» Data provided

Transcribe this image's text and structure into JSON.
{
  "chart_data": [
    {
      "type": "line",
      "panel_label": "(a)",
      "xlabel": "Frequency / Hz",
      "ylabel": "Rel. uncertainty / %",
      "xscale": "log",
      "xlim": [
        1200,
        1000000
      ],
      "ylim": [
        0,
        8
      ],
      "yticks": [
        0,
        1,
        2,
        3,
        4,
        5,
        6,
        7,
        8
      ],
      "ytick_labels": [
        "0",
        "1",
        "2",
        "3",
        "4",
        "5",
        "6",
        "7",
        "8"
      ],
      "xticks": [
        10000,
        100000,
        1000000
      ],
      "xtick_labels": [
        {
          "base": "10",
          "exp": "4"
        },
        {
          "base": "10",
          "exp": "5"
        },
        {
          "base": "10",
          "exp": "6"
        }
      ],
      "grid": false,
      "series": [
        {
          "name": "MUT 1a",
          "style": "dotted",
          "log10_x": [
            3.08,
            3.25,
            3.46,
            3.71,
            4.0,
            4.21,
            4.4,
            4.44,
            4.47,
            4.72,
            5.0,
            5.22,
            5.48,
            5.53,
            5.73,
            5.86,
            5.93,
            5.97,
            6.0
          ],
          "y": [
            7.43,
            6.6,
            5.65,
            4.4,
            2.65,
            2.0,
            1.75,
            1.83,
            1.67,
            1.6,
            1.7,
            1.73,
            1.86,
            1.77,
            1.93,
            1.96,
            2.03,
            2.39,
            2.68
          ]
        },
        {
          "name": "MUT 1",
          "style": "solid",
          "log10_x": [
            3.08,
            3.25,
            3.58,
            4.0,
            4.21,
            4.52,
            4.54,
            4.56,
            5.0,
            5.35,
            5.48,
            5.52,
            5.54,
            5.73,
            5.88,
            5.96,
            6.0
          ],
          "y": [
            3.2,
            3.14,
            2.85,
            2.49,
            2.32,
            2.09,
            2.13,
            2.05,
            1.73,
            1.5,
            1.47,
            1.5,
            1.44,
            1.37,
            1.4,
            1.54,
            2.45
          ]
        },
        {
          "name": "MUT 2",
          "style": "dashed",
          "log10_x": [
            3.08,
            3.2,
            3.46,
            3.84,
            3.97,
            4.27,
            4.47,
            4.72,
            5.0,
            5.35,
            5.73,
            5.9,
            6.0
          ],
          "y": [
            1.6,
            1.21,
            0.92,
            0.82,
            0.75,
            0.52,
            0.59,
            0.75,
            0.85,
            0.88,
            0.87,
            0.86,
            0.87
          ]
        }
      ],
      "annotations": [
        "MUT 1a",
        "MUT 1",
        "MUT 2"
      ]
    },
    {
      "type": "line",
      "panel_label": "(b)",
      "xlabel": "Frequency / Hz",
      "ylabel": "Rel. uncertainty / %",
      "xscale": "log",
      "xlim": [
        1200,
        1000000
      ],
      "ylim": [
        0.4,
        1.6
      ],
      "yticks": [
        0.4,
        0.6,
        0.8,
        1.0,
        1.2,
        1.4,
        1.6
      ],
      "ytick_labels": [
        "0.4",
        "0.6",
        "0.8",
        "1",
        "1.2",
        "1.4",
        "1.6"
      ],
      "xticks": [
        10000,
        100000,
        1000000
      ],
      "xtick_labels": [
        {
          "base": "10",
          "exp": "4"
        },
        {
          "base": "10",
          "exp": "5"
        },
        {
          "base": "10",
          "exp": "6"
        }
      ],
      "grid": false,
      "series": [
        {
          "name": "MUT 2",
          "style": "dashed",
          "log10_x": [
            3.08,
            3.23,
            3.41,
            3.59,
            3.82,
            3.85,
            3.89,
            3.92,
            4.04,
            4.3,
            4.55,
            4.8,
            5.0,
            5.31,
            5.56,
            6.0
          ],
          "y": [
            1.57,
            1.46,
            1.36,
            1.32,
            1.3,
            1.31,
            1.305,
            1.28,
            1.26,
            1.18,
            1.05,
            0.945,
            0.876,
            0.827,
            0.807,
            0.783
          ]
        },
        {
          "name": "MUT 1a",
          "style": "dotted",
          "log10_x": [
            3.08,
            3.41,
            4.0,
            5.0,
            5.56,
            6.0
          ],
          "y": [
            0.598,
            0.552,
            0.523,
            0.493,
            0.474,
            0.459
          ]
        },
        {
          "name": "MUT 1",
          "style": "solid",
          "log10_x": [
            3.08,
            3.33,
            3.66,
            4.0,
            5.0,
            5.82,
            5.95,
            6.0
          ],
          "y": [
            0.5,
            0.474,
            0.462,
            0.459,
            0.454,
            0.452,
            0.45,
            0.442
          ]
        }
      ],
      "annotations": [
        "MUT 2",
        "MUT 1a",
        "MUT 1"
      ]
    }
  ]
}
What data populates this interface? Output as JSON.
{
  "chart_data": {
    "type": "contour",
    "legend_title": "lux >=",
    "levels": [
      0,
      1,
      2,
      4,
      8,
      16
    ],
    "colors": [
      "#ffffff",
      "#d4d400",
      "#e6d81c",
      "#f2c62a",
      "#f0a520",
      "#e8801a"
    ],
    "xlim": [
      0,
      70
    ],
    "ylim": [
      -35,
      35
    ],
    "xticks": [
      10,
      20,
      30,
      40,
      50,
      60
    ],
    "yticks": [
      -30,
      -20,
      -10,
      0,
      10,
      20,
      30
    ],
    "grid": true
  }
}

» The task
Quote each line above in full, word for word.

» Answer for this exercise
Transcribe this image's text and structure into JSON.
{
  "chart_data": [
    {
      "type": "line",
      "panel_label": "(a)",
      "xlabel": "Frequency / Hz",
      "ylabel": "Rel. uncertainty / %",
      "xscale": "log",
      "xlim": [
        1200,
        1000000
      ],
      "ylim": [
        0,
        8
      ],
      "yticks": [
        0,
        1,
        2,
        3,
        4,
        5,
        6,
        7,
        8
      ],
      "ytick_labels": [
        "0",
        "1",
        "2",
        "3",
        "4",
        "5",
        "6",
        "7",
        "8"
      ],
      "xticks": [
        10000,
        100000,
        1000000
      ],
      "xtick_labels": [
        {
          "base": "10",
          "exp": "4"
        },
        {
          "base": "10",
          "exp": "5"
        },
        {
          "base": "10",
          "exp": "6"
        }
      ],
      "grid": false,
      "series": [
        {
          "name": "MUT 1a",
          "style": "dotted",
          "log10_x": [
            3.08,
            3.25,
            3.46,
            3.71,
            4.0,
            4.21,
            4.4,
            4.44,
            4.47,
            4.72,
            5.0,
            5.22,
            5.48,
            5.53,
            5.73,
            5.86,
            5.93,
            5.97,
            6.0
          ],
          "y": [
            7.43,
            6.6,
            5.65,
            4.4,
            2.65,
            2.0,
            1.75,
            1.83,
            1.67,
            1.6,
            1.7,
            1.73,
            1.86,
            1.77,
            1.93,
            1.96,
            2.03,
            2.39,
            2.68
          ]
        },
        {
          "name": "MUT 1",
          "style": "solid",
          "log10_x": [
            3.08,
            3.25,
            3.58,
            4.0,
            4.21,
            4.52,
            4.54,
            4.56,
            5.0,
            5.35,
            5.48,
            5.52,
            5.54,
            5.73,
            5.88,
            5.96,
            6.0
          ],
          "y": [
            3.2,
            3.14,
            2.85,
            2.49,
            2.32,
            2.09,
            2.13,
            2.05,
            1.73,
            1.5,
            1.47,
            1.5,
            1.44,
            1.37,
            1.4,
            1.54,
            2.45
          ]
        },
        {
          "name": "MUT 2",
          "style": "dashed",
          "log10_x": [
            3.08,
            3.2,
            3.46,
            3.84,
            3.97,
            4.27,
            4.47,
            4.72,
            5.0,
            5.35,
            5.73,
            5.9,
            6.0
          ],
          "y": [
            1.6,
            1.21,
            0.92,
            0.82,
            0.75,
            0.52,
            0.59,
            0.75,
            0.85,
            0.88,
            0.87,
            0.86,
            0.87
          ]
        }
      ],
      "annotations": [
        "MUT 1a",
        "MUT 1",
        "MUT 2"
      ]
    },
    {
      "type": "line",
      "panel_label": "(b)",
      "xlabel": "Frequency / Hz",
      "ylabel": "Rel. uncertainty / %",
      "xscale": "log",
      "xlim": [
        1200,
        1000000
      ],
      "ylim": [
        0.4,
        1.6
      ],
      "yticks": [
        0.4,
        0.6,
        0.8,
        1.0,
        1.2,
        1.4,
        1.6
      ],
      "ytick_labels": [
        "0.4",
        "0.6",
        "0.8",
        "1",
        "1.2",
        "1.4",
        "1.6"
      ],
      "xticks": [
        10000,
        100000,
        1000000
      ],
      "xtick_labels": [
        {
          "base": "10",
          "exp": "4"
        },
        {
          "base": "10",
          "exp": "5"
        },
        {
          "base": "10",
          "exp": "6"
        }
      ],
      "grid": false,
      "series": [
        {
          "name": "MUT 2",
          "style": "dashed",
          "log10_x": [
            3.08,
            3.23,
            3.41,
            3.59,
            3.82,
            3.85,
            3.89,
            3.92,
            4.04,
            4.3,
            4.55,
            4.8,
            5.0,
            5.31,
            5.56,
            6.0
          ],
          "y": [
            1.57,
            1.46,
            1.36,
            1.32,
            1.3,
            1.31,
            1.305,
            1.28,
            1.26,
            1.18,
            1.05,
            0.945,
            0.876,
            0.827,
            0.807,
            0.783
          ]
        },
        {
          "name": "MUT 1a",
          "style": "dotted",
          "log10_x": [
            3.08,
            3.41,
            4.0,
            5.0,
            5.56,
            6.0
          ],
          "y": [
            0.598,
            0.552,
            0.523,
            0.493,
            0.474,
            0.459
          ]
        },
        {
          "name": "MUT 1",
          "style": "solid",
          "log10_x": [
            3.08,
            3.33,
            3.66,
            4.0,
            5.0,
            5.82,
            5.95,
            6.0
          ],
          "y": [
            0.5,
            0.474,
            0.462,
            0.459,
            0.454,
            0.452,
            0.45,
            0.442
          ]
        }
      ],
      "annotations": [
        "MUT 2",
        "MUT 1a",
        "MUT 1"
      ]
    }
  ]
}
What data populates this interface? Output as JSON.
{
  "chart_data": {
    "type": "contour",
    "legend_title": "lux >=",
    "levels": [
      0,
      1,
      2,
      4,
      8,
      16
    ],
    "colors": [
      "#ffffff",
      "#d4d400",
      "#e6d81c",
      "#f2c62a",
      "#f0a520",
      "#e8801a"
    ],
    "xlim": [
      0,
      70
    ],
    "ylim": [
      -35,
      35
    ],
    "xticks": [
      10,
      20,
      30,
      40,
      50,
      60
    ],
    "yticks": [
      -30,
      -20,
      -10,
      0,
      10,
      20,
      30
    ],
    "grid": true
  }
}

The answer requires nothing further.